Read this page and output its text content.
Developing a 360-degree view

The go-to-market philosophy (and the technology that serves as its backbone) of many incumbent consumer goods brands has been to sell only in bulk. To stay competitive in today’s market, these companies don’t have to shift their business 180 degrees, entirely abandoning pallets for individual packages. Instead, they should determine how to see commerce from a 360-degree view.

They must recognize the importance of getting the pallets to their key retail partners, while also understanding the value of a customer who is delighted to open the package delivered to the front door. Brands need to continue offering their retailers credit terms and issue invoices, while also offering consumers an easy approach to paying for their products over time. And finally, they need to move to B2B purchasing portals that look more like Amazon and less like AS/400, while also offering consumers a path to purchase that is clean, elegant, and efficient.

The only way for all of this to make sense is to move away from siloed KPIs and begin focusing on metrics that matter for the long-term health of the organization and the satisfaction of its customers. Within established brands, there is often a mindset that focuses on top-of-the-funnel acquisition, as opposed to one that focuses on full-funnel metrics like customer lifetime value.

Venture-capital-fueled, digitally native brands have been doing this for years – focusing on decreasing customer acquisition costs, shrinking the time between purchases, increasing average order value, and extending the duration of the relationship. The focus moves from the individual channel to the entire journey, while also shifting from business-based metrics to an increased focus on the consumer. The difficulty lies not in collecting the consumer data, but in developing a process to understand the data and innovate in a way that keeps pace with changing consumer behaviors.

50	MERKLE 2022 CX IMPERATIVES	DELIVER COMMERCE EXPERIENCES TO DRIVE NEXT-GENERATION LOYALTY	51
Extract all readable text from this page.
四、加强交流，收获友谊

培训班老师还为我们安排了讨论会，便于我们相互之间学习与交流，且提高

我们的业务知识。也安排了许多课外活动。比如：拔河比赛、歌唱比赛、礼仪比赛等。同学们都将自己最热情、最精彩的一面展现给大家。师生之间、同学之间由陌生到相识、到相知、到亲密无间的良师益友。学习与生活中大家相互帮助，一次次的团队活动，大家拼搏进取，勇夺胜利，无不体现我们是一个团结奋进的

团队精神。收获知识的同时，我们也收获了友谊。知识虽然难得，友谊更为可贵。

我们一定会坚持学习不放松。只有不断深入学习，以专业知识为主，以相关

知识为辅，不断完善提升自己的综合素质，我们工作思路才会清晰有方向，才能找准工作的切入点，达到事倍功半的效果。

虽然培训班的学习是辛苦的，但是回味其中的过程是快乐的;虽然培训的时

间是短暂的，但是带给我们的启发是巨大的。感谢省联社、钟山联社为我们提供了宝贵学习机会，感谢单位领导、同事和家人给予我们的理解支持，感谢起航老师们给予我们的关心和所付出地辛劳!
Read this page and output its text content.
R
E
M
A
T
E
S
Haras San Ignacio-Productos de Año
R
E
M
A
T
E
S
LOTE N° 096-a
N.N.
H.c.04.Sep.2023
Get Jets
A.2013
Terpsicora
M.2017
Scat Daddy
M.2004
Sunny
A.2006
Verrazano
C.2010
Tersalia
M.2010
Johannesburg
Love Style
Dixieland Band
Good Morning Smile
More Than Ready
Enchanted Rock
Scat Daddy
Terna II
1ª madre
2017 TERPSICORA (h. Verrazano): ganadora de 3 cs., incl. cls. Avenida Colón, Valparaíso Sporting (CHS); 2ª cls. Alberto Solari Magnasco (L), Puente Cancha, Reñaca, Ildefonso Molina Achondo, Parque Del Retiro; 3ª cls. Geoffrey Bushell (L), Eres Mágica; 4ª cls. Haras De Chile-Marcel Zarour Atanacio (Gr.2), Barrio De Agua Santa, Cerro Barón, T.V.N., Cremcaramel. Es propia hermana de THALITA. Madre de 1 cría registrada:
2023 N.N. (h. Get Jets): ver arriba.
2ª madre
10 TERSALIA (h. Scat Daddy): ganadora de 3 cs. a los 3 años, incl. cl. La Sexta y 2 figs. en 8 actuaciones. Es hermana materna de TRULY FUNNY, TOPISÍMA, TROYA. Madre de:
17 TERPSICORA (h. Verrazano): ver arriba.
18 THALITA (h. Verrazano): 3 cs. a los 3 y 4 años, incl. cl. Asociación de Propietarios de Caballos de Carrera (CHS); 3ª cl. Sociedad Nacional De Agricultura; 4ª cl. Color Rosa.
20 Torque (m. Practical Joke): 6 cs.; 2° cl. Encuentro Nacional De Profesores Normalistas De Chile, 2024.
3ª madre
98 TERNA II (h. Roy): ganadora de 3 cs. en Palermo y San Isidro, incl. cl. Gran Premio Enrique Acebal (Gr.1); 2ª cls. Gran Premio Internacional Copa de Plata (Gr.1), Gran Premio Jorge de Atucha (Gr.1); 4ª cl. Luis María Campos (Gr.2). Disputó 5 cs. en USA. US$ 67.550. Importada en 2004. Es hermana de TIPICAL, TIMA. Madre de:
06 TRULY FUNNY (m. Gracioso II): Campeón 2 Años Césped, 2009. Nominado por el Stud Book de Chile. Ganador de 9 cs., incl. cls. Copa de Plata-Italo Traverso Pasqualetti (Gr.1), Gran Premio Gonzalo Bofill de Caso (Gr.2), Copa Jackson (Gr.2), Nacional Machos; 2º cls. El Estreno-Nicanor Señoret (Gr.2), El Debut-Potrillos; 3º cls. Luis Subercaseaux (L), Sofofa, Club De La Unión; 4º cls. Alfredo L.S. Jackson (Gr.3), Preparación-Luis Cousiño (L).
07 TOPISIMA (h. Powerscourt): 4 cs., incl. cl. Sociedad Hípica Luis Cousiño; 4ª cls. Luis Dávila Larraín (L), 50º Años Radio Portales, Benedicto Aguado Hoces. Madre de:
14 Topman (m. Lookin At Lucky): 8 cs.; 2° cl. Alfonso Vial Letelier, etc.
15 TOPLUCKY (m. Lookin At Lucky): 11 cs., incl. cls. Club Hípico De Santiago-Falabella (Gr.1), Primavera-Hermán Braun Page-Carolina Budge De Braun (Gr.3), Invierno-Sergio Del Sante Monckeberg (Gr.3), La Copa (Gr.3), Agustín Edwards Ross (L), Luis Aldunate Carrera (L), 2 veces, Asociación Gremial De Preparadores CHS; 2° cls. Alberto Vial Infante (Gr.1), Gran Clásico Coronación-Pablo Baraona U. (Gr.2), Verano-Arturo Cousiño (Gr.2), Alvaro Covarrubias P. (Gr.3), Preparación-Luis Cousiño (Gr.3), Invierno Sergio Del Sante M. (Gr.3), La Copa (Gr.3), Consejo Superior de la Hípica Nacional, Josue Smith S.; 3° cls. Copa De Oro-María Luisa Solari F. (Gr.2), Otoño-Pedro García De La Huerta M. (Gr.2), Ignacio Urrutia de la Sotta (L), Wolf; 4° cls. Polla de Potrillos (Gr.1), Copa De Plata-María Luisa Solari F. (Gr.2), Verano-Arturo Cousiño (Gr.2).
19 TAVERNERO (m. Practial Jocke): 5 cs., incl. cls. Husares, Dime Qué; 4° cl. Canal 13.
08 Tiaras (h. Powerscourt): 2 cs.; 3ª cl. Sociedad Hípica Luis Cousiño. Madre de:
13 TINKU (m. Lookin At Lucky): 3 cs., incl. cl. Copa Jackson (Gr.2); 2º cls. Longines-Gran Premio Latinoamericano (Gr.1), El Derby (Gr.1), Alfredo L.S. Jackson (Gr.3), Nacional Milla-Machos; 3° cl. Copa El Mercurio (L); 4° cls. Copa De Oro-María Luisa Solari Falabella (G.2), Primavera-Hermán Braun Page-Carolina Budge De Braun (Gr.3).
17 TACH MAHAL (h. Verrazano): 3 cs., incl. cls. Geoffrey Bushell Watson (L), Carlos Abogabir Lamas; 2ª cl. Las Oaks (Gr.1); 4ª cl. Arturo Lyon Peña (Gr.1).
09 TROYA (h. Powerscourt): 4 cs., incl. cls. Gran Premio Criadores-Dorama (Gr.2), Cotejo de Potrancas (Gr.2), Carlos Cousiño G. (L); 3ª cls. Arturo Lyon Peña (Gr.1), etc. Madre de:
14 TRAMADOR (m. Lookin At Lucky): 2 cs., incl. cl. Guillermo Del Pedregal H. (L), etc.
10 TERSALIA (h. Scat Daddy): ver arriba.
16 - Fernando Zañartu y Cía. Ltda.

• [Problem]
Pull out the lines above in which the word "arriba" appears.

• [Output for this exercise]
2023 N.N. (h. Get Jets): ver arriba.
17 TERPSICORA (h. Verrazano): ver arriba.
10 TERSALIA (h. Scat Daddy): ver arriba.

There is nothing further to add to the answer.